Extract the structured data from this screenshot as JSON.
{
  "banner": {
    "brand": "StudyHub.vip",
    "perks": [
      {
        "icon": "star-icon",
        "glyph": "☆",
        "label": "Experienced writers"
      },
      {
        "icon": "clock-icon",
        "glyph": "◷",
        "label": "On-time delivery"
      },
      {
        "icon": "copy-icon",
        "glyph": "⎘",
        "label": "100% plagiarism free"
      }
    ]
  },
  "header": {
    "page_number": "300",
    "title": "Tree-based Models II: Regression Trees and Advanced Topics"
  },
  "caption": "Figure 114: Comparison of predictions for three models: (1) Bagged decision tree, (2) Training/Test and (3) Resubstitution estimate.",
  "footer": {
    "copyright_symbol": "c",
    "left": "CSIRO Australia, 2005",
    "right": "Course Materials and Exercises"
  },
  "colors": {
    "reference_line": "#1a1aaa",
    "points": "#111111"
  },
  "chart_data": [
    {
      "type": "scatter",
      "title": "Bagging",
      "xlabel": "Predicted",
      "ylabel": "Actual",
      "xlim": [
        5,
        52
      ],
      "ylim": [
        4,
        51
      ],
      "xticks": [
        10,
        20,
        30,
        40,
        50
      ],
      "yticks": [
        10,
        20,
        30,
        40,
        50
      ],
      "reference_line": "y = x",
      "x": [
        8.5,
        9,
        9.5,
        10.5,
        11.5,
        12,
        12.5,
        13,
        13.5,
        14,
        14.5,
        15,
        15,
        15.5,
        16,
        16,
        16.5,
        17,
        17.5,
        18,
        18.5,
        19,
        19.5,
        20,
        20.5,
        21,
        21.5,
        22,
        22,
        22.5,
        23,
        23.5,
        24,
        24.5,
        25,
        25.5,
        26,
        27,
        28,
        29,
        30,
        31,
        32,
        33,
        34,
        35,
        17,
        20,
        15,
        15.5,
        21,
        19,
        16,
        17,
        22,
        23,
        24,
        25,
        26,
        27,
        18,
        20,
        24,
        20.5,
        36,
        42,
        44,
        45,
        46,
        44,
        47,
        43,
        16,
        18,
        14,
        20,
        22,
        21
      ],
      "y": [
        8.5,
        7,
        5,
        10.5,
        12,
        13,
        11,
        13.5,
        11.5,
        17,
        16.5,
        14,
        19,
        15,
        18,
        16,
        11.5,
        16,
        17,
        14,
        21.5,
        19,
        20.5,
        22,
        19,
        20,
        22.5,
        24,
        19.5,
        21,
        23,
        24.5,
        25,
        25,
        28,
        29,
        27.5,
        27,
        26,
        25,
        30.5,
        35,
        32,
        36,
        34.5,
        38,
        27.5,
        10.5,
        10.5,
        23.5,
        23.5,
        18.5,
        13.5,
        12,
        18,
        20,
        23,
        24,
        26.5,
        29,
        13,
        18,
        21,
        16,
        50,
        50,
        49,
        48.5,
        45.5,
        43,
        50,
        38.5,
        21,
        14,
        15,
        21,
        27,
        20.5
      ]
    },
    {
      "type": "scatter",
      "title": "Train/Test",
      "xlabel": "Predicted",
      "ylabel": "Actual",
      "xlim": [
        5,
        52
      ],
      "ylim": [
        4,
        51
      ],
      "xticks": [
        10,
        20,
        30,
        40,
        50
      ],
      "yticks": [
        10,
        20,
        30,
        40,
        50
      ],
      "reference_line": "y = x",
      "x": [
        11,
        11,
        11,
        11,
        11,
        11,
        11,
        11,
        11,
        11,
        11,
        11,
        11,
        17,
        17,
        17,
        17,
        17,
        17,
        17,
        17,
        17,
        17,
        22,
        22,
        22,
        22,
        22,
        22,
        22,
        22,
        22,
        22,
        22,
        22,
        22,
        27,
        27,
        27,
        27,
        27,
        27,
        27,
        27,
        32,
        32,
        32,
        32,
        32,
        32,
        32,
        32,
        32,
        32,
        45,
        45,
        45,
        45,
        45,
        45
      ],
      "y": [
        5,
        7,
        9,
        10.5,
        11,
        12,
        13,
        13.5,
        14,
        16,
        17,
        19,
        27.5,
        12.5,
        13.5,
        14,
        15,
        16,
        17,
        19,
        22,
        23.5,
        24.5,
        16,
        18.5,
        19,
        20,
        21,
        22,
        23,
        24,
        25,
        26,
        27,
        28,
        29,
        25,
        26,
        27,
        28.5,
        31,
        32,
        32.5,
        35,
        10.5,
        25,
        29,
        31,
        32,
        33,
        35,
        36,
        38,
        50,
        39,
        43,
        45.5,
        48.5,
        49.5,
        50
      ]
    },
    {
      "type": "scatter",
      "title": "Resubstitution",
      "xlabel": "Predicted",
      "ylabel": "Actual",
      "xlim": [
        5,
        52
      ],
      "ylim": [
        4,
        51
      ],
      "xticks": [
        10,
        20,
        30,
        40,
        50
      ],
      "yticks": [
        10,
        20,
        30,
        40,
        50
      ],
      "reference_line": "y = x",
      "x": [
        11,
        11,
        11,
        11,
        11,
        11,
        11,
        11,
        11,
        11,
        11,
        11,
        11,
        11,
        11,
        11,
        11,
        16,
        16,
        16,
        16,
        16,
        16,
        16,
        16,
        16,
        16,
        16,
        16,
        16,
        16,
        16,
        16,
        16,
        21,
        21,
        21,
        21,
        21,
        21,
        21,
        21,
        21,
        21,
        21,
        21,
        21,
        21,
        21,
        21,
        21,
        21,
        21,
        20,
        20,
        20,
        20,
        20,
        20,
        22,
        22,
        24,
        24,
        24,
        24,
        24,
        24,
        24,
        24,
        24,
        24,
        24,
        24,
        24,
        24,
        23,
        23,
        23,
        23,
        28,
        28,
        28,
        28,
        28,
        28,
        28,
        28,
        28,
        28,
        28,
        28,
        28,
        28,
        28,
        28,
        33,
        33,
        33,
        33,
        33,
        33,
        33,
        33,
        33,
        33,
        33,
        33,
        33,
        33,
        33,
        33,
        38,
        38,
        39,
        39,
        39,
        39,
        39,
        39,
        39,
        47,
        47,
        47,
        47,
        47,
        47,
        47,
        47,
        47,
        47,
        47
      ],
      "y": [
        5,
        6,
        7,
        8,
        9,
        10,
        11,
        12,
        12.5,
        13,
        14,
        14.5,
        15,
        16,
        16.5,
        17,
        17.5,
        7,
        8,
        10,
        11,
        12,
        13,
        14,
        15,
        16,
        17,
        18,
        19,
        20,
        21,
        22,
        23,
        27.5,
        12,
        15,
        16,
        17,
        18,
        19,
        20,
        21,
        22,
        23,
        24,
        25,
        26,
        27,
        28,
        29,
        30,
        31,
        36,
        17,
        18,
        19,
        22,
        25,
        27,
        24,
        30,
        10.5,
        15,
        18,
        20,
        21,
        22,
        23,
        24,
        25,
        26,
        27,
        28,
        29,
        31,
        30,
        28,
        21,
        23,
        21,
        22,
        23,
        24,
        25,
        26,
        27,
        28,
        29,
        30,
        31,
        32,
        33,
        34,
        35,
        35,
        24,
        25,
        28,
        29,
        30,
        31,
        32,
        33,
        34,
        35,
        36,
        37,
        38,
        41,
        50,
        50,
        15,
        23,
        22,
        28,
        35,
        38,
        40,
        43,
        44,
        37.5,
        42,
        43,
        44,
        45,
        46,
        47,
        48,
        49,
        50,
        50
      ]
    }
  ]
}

########

YOUR OBJECTIVE
From the data above, show each line that contains "title".

ANSWER TO THE TASK
    "title": "Tree-based Models II: Regression Trees and Advanced Topics"
      "title": "Bagging",
      "title": "Train/Test",
      "title": "Resubstitution",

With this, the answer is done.